▸ Task to carry out: Below are the records. Gather each line that holds "text".

▸ Record extracts:
◇ ◇ ◇ ◇ ◇

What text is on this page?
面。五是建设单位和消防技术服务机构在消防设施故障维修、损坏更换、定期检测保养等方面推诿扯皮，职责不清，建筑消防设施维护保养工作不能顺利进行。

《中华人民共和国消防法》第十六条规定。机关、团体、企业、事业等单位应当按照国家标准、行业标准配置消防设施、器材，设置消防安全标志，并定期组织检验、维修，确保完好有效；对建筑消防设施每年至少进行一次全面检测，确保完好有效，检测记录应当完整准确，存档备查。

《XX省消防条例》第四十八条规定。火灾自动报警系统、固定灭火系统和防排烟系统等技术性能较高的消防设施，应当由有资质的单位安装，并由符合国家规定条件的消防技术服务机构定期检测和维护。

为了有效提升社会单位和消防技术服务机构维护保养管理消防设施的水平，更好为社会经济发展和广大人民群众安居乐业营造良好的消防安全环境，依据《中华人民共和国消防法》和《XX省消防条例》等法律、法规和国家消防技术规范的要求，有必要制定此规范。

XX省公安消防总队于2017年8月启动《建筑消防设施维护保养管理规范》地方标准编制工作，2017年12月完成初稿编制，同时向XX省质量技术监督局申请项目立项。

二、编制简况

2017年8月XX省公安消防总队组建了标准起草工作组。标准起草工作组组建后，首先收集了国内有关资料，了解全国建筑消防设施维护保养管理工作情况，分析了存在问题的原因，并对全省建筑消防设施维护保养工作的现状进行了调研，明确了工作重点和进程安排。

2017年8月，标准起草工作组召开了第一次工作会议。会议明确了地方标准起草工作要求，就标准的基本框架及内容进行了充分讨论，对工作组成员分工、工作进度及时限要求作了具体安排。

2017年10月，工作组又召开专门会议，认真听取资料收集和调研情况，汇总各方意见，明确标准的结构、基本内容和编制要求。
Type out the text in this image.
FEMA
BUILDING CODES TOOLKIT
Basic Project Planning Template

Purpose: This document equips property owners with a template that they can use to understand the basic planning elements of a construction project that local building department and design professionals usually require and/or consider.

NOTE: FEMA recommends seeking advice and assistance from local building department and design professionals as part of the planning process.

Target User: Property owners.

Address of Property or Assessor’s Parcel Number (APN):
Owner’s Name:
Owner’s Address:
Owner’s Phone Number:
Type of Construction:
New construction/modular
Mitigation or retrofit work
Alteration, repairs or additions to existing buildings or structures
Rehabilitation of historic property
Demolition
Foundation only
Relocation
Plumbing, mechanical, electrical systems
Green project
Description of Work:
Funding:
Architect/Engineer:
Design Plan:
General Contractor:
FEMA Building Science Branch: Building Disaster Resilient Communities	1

◇ ◇ ◇ ◇ ◇

▸ Solution to this task:
What text is on this page?
Type out the text in this image.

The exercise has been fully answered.